RICHIESTA
Riporta dal testo fornito tutto il passo da "Di solito si" fino a "dischi per voi.", sostituendo "Hidden Jam" con "Gemma Nascosta".

━━ TESTO FORNITO

In attesa di tornare a pieno regime nel prossimo autunno, il nostro format social arriva eccezionalmente in forma scritta con tre dischi tutti da scoprire (o riscoprire).
Chi ci segue su Instagram nei scorsi mesi nei numerosi reel che pubblichiamo avrà visto comparire anche Hidden Jam. Una marmellata segreta? Una jam session lontana dai riflettori? O una gemma da riscoprire o scoprire? Quel che è certo è che l’ingrediente di Hidden Jam è darvi quella giusta curiosità per andare a cercare sul vostro servizio di streaming preferito l’artista e buttarci un ascolto e magari pure apprezzarlo.
Di solito si pesca dai miei acquisti fisici passati e presenti e allora mi sono detto, dato che la mia collezione di vinili non è infinita, perché non trasformare Hidden Jam in un editoriale periodico oltre che un reel? È estate, il tempo libero inizia a farsi ampiamente sentire e per chi lavora le ferie sono sempre più vicine: il periodo giusto per salvarsi cose nuove in playlist.
L’obiettivo è rendere Hidden Jam una rubrica mensile, ma, visto che l’estate è l’estate, un po’ come Sanremo è Sanremo, debuttiamo con Hidden Jam: Summer Edition e da settembre ripartiamo. Ecco quindi tre dischi per voi.
1. Se siete alla ricerca di motivazioni extra durante il vostro workout estivo con 38 gradi…
Verse – Aggression
[2008 | Rivalry, Bridge Nine | hardcore punk, melodic hardcore]
Si parla tanto di rinascimento dell’hardcore punk grazie al lavoro incessante nel mainstream dei Turnstile, ma, se mai aveste voglia di andare a riscoprire la golden age dell’hardcore punk contemporaneo, sicuramente dovreste concentrarvi sulla decade dal 2000 al 2010 inaugurata e propiziata da band come Bane e American Nightmare (Give Up the Ghost). In quel periodo c’era un proliferare di gruppi che hanno riportato la giusta attenzione sulla parola “hardcore” liberandosi dai codici standard del NYHC o dall’eccessiva metallizzazione del genere. Modern Life Is War, Have Heart, Killing the Dream, Ruiner, Life Long Tragedy, la lista è lunga e oggi vi buttiamo qui una band del Rhode Island: i Verse.

━━━━
━━ MATERIALE

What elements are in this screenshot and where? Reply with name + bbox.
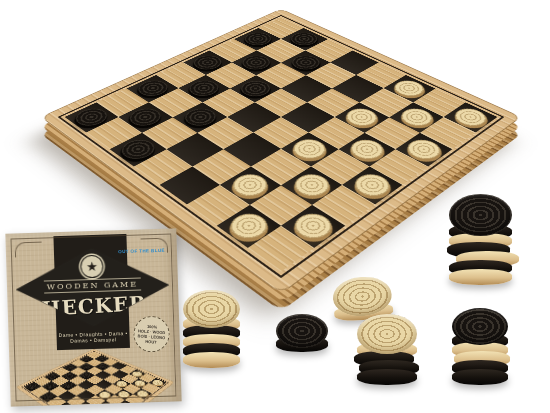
box-print-board [16, 349, 175, 407]
playing-area-border [21, 351, 168, 407]
box-title-main: CHECKERS [24, 290, 163, 322]
black-checker-side [452, 369, 508, 385]
brand-logo: OUT OF THE BLUE [118, 248, 165, 254]
black-checker-top [449, 194, 512, 236]
star-icon: ★ [81, 256, 103, 278]
product-box: ★ WOODEN GAME CHECKERS Dame • Draughts •… [5, 228, 181, 406]
natural-checker-top [183, 290, 240, 328]
wood-quality-badge: 100% HOLZ · WOOD BOIS · LEGNO HOUT [132, 314, 171, 353]
board-grid [24, 352, 167, 407]
stack-right-lower [452, 308, 508, 385]
black-checker-side [357, 369, 417, 385]
badge-line: HOUT [145, 338, 157, 344]
black-checker-top [452, 308, 508, 345]
natural-checker-side [183, 352, 240, 368]
black-checker-top [276, 314, 328, 348]
product-photo-scene: ★ WOODEN GAME CHECKERS Dame • Draughts •… [0, 0, 550, 413]
single-black-checker [276, 314, 328, 352]
stack-left [183, 290, 240, 368]
natural-checker-top [357, 314, 417, 354]
stack-right-upper [449, 194, 512, 285]
natural-checker-side [449, 269, 512, 285]
stack-middle [357, 314, 417, 385]
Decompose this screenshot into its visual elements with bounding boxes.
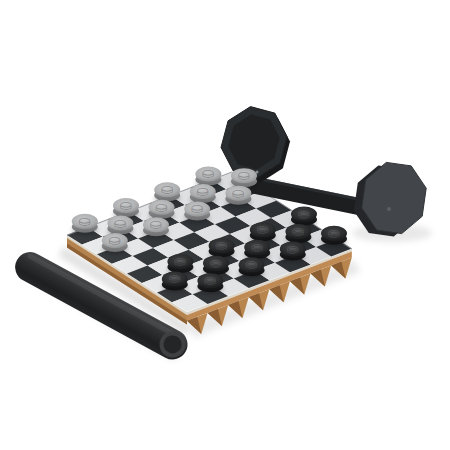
checker-stud-glyph: ⛂	[239, 256, 265, 273]
octagon-wheel-right	[354, 162, 426, 236]
checker-stud-glyph: ⛀	[72, 213, 98, 230]
checker-stud-glyph: ⛂	[280, 241, 306, 258]
black-checker[interactable]: ⛂	[197, 273, 223, 292]
checker-stud-glyph: ⛂	[167, 253, 193, 270]
checker-stud-glyph: ⛂	[244, 239, 270, 256]
gray-checker[interactable]: ⛀	[143, 217, 169, 236]
black-checker[interactable]: ⛂	[321, 226, 347, 245]
checker-stud-glyph: ⛂	[250, 221, 276, 238]
checker-stud-glyph: ⛀	[195, 165, 221, 182]
checker-stud-glyph: ⛂	[321, 225, 347, 242]
checker-stud-glyph: ⛂	[291, 206, 317, 223]
product-photo: ⛀⛀⛀⛀⛀⛀⛀⛀⛀⛀⛀⛀⛂⛂⛂⛂⛂⛂⛂⛂⛂⛂⛂⛂	[0, 0, 450, 450]
checker-stud-glyph: ⛀	[184, 200, 210, 217]
checker-stud-glyph: ⛀	[154, 181, 180, 198]
checker-stud-glyph: ⛀	[231, 167, 257, 184]
checker-stud-glyph: ⛀	[143, 216, 169, 233]
gray-checker[interactable]: ⛀	[225, 186, 251, 205]
black-checker[interactable]: ⛂	[162, 271, 188, 290]
black-checker[interactable]: ⛂	[239, 257, 265, 276]
checker-stud-glyph: ⛂	[162, 270, 188, 287]
gray-checker[interactable]: ⛀	[102, 233, 128, 252]
gray-checker[interactable]: ⛀	[72, 214, 98, 233]
checker-stud-glyph: ⛀	[190, 183, 216, 200]
checker-stud-glyph: ⛂	[209, 237, 235, 254]
checker-stud-glyph: ⛂	[197, 272, 223, 289]
checker-stud-glyph: ⛀	[113, 197, 139, 214]
checker-stud-glyph: ⛀	[225, 185, 251, 202]
checker-stud-glyph: ⛂	[203, 255, 229, 272]
gray-checker[interactable]: ⛀	[184, 201, 210, 220]
checker-stud-glyph: ⛀	[107, 215, 133, 232]
checker-stud-glyph: ⛀	[102, 232, 128, 249]
checker-stud-glyph: ⛀	[149, 199, 175, 216]
checker-stud-glyph: ⛂	[285, 223, 311, 240]
black-checker[interactable]: ⛂	[280, 242, 306, 261]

━━━━

RISULTATO
Di solito si pesca dai miei acquisti fisici passati e presenti e allora mi sono detto, dato che la mia collezione di vinili non è infinita, perché non trasformare Gemma Nascosta in un editoriale periodico oltre che un reel? È estate, il tempo libero inizia a farsi ampiamente sentire e per chi lavora le ferie sono sempre più vicine: il periodo giusto per salvarsi cose nuove in playlist.
L’obiettivo è rendere Gemma Nascosta una rubrica mensile, ma, visto che l’estate è l’estate, un po’ come Sanremo è Sanremo, debuttiamo con Gemma Nascosta: Summer Edition e da settembre ripartiamo. Ecco quindi tre dischi per voi.